[Input for this task — start]
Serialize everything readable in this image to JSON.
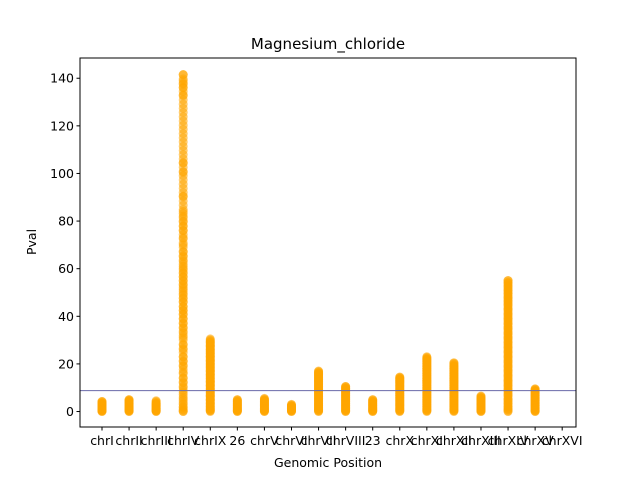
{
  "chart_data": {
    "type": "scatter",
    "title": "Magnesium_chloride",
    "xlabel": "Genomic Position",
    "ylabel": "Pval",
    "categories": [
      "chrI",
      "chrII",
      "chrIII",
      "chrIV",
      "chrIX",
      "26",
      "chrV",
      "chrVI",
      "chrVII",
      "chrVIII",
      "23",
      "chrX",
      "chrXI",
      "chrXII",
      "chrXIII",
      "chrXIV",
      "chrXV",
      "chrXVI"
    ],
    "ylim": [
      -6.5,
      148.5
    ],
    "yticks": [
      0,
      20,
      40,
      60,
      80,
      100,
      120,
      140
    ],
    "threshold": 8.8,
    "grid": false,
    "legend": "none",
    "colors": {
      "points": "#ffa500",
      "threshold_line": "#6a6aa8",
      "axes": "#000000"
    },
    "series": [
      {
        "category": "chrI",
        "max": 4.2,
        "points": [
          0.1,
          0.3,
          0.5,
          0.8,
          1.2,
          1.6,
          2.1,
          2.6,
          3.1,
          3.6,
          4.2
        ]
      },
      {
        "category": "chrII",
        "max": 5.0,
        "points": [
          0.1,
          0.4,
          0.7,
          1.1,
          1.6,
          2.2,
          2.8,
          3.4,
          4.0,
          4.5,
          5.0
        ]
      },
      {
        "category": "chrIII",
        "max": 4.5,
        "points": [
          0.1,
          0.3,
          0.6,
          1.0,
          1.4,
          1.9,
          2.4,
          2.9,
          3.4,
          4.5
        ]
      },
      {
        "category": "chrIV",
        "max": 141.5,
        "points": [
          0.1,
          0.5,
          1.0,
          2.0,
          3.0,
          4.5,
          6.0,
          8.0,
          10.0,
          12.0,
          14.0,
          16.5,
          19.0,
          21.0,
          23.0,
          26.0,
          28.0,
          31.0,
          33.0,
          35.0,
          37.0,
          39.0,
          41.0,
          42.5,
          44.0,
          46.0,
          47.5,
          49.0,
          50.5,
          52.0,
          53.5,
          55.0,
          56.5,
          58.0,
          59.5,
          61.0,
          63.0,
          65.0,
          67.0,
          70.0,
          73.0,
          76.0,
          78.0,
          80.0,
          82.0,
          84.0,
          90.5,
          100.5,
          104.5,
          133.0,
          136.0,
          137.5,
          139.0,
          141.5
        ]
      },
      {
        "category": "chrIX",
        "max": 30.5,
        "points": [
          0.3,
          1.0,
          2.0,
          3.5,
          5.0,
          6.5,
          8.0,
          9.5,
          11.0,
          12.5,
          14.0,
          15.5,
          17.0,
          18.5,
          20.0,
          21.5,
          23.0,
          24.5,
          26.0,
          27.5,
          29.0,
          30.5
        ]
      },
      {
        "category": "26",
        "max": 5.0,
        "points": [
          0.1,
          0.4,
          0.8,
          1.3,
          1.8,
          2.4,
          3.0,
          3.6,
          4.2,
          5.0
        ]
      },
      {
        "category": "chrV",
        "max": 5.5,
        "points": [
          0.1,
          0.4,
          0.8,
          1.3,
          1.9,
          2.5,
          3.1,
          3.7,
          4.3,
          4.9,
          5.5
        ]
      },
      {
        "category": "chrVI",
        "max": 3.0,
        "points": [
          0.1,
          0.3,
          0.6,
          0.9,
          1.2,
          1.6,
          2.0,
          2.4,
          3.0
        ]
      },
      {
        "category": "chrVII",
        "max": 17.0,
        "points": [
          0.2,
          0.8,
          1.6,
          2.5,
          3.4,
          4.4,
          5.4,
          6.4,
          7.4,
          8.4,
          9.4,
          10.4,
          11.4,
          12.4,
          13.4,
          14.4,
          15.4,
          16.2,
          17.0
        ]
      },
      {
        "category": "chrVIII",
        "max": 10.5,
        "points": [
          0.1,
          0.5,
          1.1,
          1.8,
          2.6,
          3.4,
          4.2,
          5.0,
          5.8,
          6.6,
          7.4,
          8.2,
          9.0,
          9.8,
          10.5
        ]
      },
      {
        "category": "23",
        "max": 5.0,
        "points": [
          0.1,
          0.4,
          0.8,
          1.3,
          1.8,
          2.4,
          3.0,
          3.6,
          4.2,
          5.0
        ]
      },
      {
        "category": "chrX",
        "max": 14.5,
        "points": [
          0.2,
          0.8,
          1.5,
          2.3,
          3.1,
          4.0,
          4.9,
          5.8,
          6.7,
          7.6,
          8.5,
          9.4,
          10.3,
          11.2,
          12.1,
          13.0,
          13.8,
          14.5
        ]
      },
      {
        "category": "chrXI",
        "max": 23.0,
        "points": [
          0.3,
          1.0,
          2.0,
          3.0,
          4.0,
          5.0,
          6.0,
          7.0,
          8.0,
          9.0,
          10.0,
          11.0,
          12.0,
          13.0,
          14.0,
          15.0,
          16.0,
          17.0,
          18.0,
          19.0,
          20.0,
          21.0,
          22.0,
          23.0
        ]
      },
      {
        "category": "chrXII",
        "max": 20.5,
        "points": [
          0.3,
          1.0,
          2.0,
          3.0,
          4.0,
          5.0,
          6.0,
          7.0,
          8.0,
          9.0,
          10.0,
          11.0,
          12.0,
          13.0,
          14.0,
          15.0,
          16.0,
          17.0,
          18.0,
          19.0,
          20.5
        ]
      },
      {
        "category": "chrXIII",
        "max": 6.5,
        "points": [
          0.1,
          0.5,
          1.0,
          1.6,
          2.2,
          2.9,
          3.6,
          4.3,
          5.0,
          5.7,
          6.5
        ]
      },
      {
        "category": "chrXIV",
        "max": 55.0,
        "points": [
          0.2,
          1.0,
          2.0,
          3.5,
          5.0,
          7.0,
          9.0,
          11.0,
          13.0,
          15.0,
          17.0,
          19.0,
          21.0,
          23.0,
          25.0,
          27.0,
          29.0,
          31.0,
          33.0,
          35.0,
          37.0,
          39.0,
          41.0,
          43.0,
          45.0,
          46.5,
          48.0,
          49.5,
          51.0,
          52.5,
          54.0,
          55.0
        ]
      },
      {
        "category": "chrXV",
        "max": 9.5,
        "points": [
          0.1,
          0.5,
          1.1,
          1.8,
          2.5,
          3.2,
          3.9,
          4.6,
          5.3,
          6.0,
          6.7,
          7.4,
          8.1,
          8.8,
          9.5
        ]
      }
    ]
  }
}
[Input for this task — finish]
[Input for this task — start]
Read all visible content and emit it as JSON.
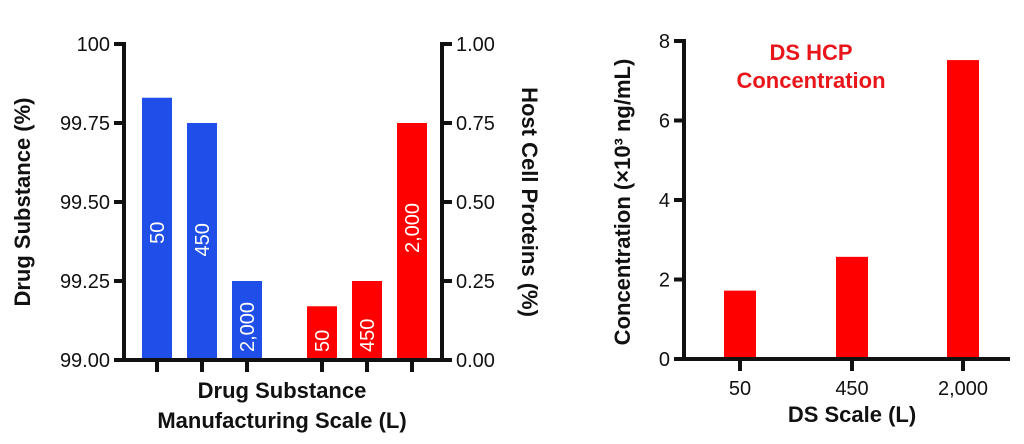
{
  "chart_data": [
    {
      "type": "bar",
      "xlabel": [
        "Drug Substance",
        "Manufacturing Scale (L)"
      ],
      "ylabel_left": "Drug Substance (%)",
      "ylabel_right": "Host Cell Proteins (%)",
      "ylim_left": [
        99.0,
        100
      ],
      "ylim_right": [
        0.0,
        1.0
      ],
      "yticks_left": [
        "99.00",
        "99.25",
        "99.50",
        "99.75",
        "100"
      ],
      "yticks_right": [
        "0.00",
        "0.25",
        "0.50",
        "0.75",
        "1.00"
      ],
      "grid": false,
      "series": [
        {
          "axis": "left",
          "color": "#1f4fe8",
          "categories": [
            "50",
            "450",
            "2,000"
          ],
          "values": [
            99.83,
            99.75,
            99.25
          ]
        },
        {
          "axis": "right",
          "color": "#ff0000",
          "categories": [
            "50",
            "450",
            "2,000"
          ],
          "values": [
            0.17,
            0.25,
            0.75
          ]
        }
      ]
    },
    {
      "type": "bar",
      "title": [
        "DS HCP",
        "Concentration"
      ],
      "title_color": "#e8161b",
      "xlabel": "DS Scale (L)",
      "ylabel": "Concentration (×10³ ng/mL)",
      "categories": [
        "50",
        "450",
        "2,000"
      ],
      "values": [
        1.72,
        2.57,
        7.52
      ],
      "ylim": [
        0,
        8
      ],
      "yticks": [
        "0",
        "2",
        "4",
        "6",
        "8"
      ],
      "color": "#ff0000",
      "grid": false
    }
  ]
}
[Input for this task — finish]
Exercise details: Pull out every line in the material above where "Scale" occurs.

Task response:
        "Manufacturing Scale (L)"
      "xlabel": "DS Scale (L)",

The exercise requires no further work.